• [Available data]
**********

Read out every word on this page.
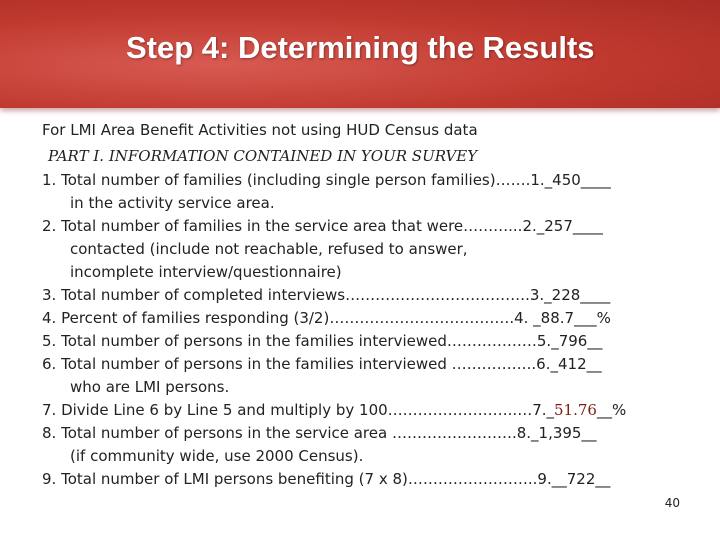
Step 4: Determining the Results
For LMI Area Benefit Activities not using HUD Census data
PART I. INFORMATION CONTAINED IN YOUR SURVEY
1. Total number of families (including single person families)…….1._450____
in the activity service area.
2. Total number of families in the service area that were………...2._257____
contacted (include not reachable, refused to answer,
incomplete interview/questionnaire)
3. Total number of completed interviews……………………………….3._228____
4. Percent of families responding (3/2)……………………………….4. _88.7___%
5. Total number of persons in the families interviewed………………5._796__
6. Total number of persons in the families interviewed ……………..6._412__
who are LMI persons.
7. Divide Line 6 by Line 5 and multiply by 100……………………..…7._51.76__%
8. Total number of persons in the service area …………………….8._1,395__
(if community wide, use 2000 Census).
9. Total number of LMI persons benefiting (7 x 8)……………………..9.__722__
40
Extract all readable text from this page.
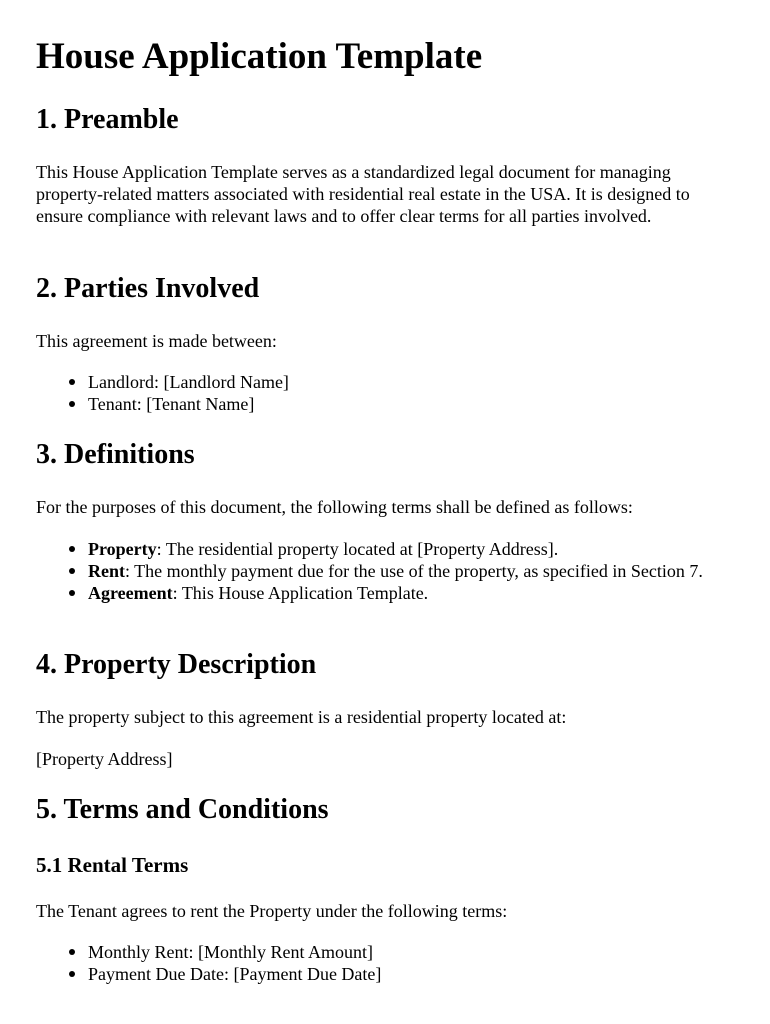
House Application Template
1. Preamble

This House Application Template serves as a standardized legal document for managing property-related matters associated with residential real estate in the USA. It is designed to ensure compliance with relevant laws and to offer clear terms for all parties involved.

2. Parties Involved

This agreement is made between:

Landlord: [Landlord Name]
Tenant: [Tenant Name]
3. Definitions

For the purposes of this document, the following terms shall be defined as follows:

Property: The residential property located at [Property Address].
Rent: The monthly payment due for the use of the property, as specified in Section 7.
Agreement: This House Application Template.
4. Property Description

The property subject to this agreement is a residential property located at:

[Property Address]

5. Terms and Conditions
5.1 Rental Terms

The Tenant agrees to rent the Property under the following terms:

Monthly Rent: [Monthly Rent Amount]
Payment Due Date: [Payment Due Date]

**********

• [Instructions for the task]
Go through the entries above and output them exactly, without pictures.

• [Task result]
Read out every word on this page.
Step 4: Determining the Results
For LMI Area Benefit Activities not using HUD Census data
PART I. INFORMATION CONTAINED IN YOUR SURVEY
1. Total number of families (including single person families)…….1._450____
in the activity service area.
2. Total number of families in the service area that were………...2._257____
contacted (include not reachable, refused to answer,
incomplete interview/questionnaire)
3. Total number of completed interviews……………………………….3._228____
4. Percent of families responding (3/2)……………………………….4. _88.7___%
5. Total number of persons in the families interviewed………………5._796__
6. Total number of persons in the families interviewed ……………..6._412__
who are LMI persons.
7. Divide Line 6 by Line 5 and multiply by 100……………………..…7._51.76__%
8. Total number of persons in the service area …………………….8._1,395__
(if community wide, use 2000 Census).
9. Total number of LMI persons benefiting (7 x 8)……………………..9.__722__
40
Extract all readable text from this page.
House Application Template
1. Preamble

This House Application Template serves as a standardized legal document for managing property-related matters associated with residential real estate in the USA. It is designed to ensure compliance with relevant laws and to offer clear terms for all parties involved.

2. Parties Involved

This agreement is made between:

Landlord: [Landlord Name]
Tenant: [Tenant Name]
3. Definitions

For the purposes of this document, the following terms shall be defined as follows:

Property: The residential property located at [Property Address].
Rent: The monthly payment due for the use of the property, as specified in Section 7.
Agreement: This House Application Template.
4. Property Description

The property subject to this agreement is a residential property located at:

[Property Address]

5. Terms and Conditions
5.1 Rental Terms

The Tenant agrees to rent the Property under the following terms:

Monthly Rent: [Monthly Rent Amount]
Payment Due Date: [Payment Due Date]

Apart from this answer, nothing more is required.